● **Stored data**:
● ● ● ● ● ● ●
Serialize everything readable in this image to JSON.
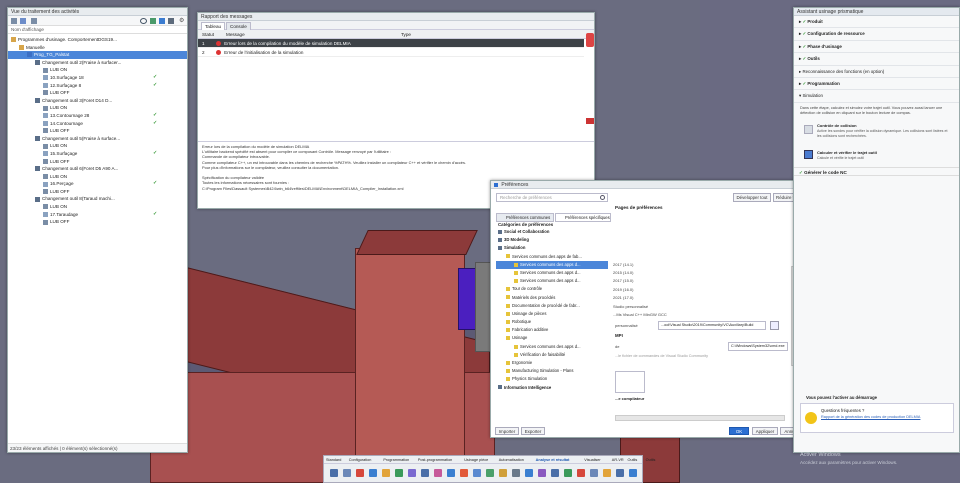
{
  "activity_tree": {
    "title": "Vue du traitement des activités",
    "filter_label": "Nom d'affichage",
    "items": [
      {
        "label": "Programmes d'usinage. ComportementDGS19...",
        "level": 0,
        "icon": "folder-icon"
      },
      {
        "label": "Manuelle",
        "level": 1,
        "icon": "folder-icon"
      },
      {
        "label": "Prog_TG_Palstat",
        "level": 2,
        "icon": "program-icon",
        "selected": true
      },
      {
        "label": "Changement outil 2(Fraise à surfacer...",
        "level": 3,
        "icon": "tool-change-icon"
      },
      {
        "label": "LUB ON",
        "level": 4,
        "icon": "lub-icon"
      },
      {
        "label": "10.Surfaçage 18",
        "level": 4,
        "icon": "op-icon",
        "ok": true
      },
      {
        "label": "12.Surfaçage 8",
        "level": 4,
        "icon": "op-icon",
        "ok": true
      },
      {
        "label": "LUB OFF",
        "level": 4,
        "icon": "lub-icon"
      },
      {
        "label": "Changement outil 3(Foret D14 D...",
        "level": 3,
        "icon": "tool-change-icon"
      },
      {
        "label": "LUB ON",
        "level": 4,
        "icon": "lub-icon"
      },
      {
        "label": "13.Contournage 28",
        "level": 4,
        "icon": "op-icon",
        "ok": true
      },
      {
        "label": "14.Contournage",
        "level": 4,
        "icon": "op-icon",
        "ok": true
      },
      {
        "label": "LUB OFF",
        "level": 4,
        "icon": "lub-icon"
      },
      {
        "label": "Changement outil 5(Fraise à surface...",
        "level": 3,
        "icon": "tool-change-icon"
      },
      {
        "label": "LUB ON",
        "level": 4,
        "icon": "lub-icon"
      },
      {
        "label": "15.Surfaçage",
        "level": 4,
        "icon": "op-icon",
        "ok": true
      },
      {
        "label": "LUB OFF",
        "level": 4,
        "icon": "lub-icon"
      },
      {
        "label": "Changement outil 6(Foret D5 A90 A...",
        "level": 3,
        "icon": "tool-change-icon"
      },
      {
        "label": "LUB ON",
        "level": 4,
        "icon": "lub-icon"
      },
      {
        "label": "16.Perçage",
        "level": 4,
        "icon": "op-icon",
        "ok": true
      },
      {
        "label": "LUB OFF",
        "level": 4,
        "icon": "lub-icon"
      },
      {
        "label": "Changement outil 8(Taraud machi...",
        "level": 3,
        "icon": "tool-change-icon"
      },
      {
        "label": "LUB ON",
        "level": 4,
        "icon": "lub-icon"
      },
      {
        "label": "17.Taraudage",
        "level": 4,
        "icon": "op-icon",
        "ok": true
      },
      {
        "label": "LUB OFF",
        "level": 4,
        "icon": "lub-icon"
      }
    ],
    "status": "23/23 éléments affichés | 0 élément(s) sélectionné(s)"
  },
  "report": {
    "title": "Rapport des messages",
    "tabs": [
      "Tableau",
      "Console"
    ],
    "col_status": "Statut",
    "col_message": "Message",
    "col_type": "Type",
    "rows": [
      {
        "num": "1",
        "message": "Erreur lors de la compilation du modèle de simulation DELMIA",
        "type": ""
      },
      {
        "num": "2",
        "message": "Erreur de l'initialisation de la simulation",
        "type": ""
      }
    ],
    "console": [
      "Erreur lors de la compilation du modèle de simulation DELMIA",
      "L'utilitaire backend spécifié est absent pour compiler ce composant Contrôle. Message renvoyé par l'utilitaire :",
      "Commande de compilateur introuvable.",
      "Comme compilateur C++, un est introuvable dans les chemins de recherche %PATH%. Veuillez installer un compilateur C++ et vérifier le chemin d'accès.",
      "Pour plus d'informations sur le compilateur, veuillez consulter la documentation.",
      "",
      "Spécification du compilateur validée",
      "Toutes les informations nécessaires sont fournies :",
      "C:\\Program Files\\Dassault Systemes\\B424\\win_b64\\reffiles\\DELMIA\\Environment\\DELMIA_Compiler_Installation.xml"
    ]
  },
  "prefs": {
    "title": "Préférences",
    "search_placeholder": "Recherche de préférences",
    "btn_develop": "Développer tout",
    "btn_collapse": "Réduire tout",
    "tabs": [
      "Préférences communes",
      "Préférences spécifiques"
    ],
    "section_heading": "Pages de préférences",
    "categories_heading": "Catégories de préférences",
    "tree": [
      {
        "label": "Social et Collaboration",
        "level": 0,
        "bold": true
      },
      {
        "label": "3D Modeling",
        "level": 0,
        "bold": true
      },
      {
        "label": "Simulation",
        "level": 0,
        "bold": true
      },
      {
        "label": "Services communs des apps de fab...",
        "level": 1
      },
      {
        "label": "Services communs des apps d...",
        "level": 2,
        "selected": true
      },
      {
        "label": "Services communs des apps d...",
        "level": 2
      },
      {
        "label": "Services communs des apps d...",
        "level": 2
      },
      {
        "label": "Tour de contrôle",
        "level": 1
      },
      {
        "label": "Matériels des procédés",
        "level": 1
      },
      {
        "label": "Documentation de procédé de fabr...",
        "level": 1
      },
      {
        "label": "Usinage de pièces",
        "level": 1
      },
      {
        "label": "Robotique",
        "level": 1
      },
      {
        "label": "Fabrication additive",
        "level": 1
      },
      {
        "label": "Usinage",
        "level": 1
      },
      {
        "label": "Services communs des apps d...",
        "level": 2
      },
      {
        "label": "Vérification de faisabilité",
        "level": 2
      },
      {
        "label": "Ergonomie",
        "level": 1
      },
      {
        "label": "Manufacturing Simulation - Plans",
        "level": 1
      },
      {
        "label": "Physics Simulation",
        "level": 1
      },
      {
        "label": "Information Intelligence",
        "level": 0,
        "bold": true
      }
    ],
    "versions": [
      "2017 (14.1)",
      "2015 (14.0)",
      "2017 (15.0)",
      "2019 (16.0)",
      "2021 (17.0)"
    ],
    "row_studio": "Studio personnalisé",
    "row_ms": "...Ms Visual C++ MinGW GCC",
    "label_personalise": "personnalisé",
    "path_value": "...ool\\Visual Studio\\2019\\Community\\VC\\Auxiliary\\Build",
    "label_mpi": "MPI",
    "label_mode": "de",
    "mpi_value": "C:\\Windows\\System32\\cmd.exe",
    "hint": "...le fichier de commandes de Visual Studio Community",
    "label_compiler": "...e compilateur",
    "btn_import": "Importer",
    "btn_export": "Exporter",
    "btn_ok": "OK",
    "btn_apply": "Appliquer",
    "btn_cancel": "Annuler"
  },
  "assistant": {
    "title": "Assistant usinage prismatique",
    "steps": [
      {
        "label": "Produit",
        "done": true
      },
      {
        "label": "Configuration de ressource",
        "done": true
      },
      {
        "label": "Phase d'usinage",
        "done": true
      },
      {
        "label": "Outils",
        "done": true
      },
      {
        "label": "Reconnaissance des fonctions (en option)",
        "done": false
      },
      {
        "label": "Programmation",
        "done": true
      },
      {
        "label": "Simulation",
        "done": false,
        "open": true
      }
    ],
    "sim_text": "Dans cette étape, calculez et simulez votre trajet outil. Vous pouvez aussi lancer une détection de collision en cliquant sur le bouton lecture de compas.",
    "collision_title": "Contrôle de collision",
    "collision_text": "Active les sondes pour vérifier la collision dynamique. Les collisions sont listées et les collisions sont recherchées.",
    "calc_title": "Calculer et vérifier le trajet outil",
    "calc_text": "Calcule et vérifie le trajet outil",
    "final_step": "Générer le code NC",
    "help_title": "Vous pouvez l'activer au démarrage",
    "question": "Questions fréquentes ?",
    "link": "Rapport de la génération des codes de production DELMIA"
  },
  "windows": {
    "line1": "Activer Windows",
    "line2": "Accédez aux paramètres pour activer Windows."
  },
  "toolbar": {
    "tabs": [
      "Standard",
      "Configuration",
      "Programmation",
      "Post-programmation",
      "Usinage pièce",
      "Automatisation",
      "Analyse et résultat",
      "Visualiser",
      "AR-VR",
      "Outils",
      "Outils"
    ],
    "active_tab": "Analyse et résultat"
  }
}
● ● ● ● ● ● ●
● **Task goal**: Identify the lines above that contain the word "Changement", then copy them.

● **Finished answer**:
        "label": "Changement outil 2(Fraise à surfacer...",
        "label": "Changement outil 3(Foret D14 D...",
        "label": "Changement outil 5(Fraise à surface...",
        "label": "Changement outil 6(Foret D5 A90 A...",
        "label": "Changement outil 8(Taraud machi...",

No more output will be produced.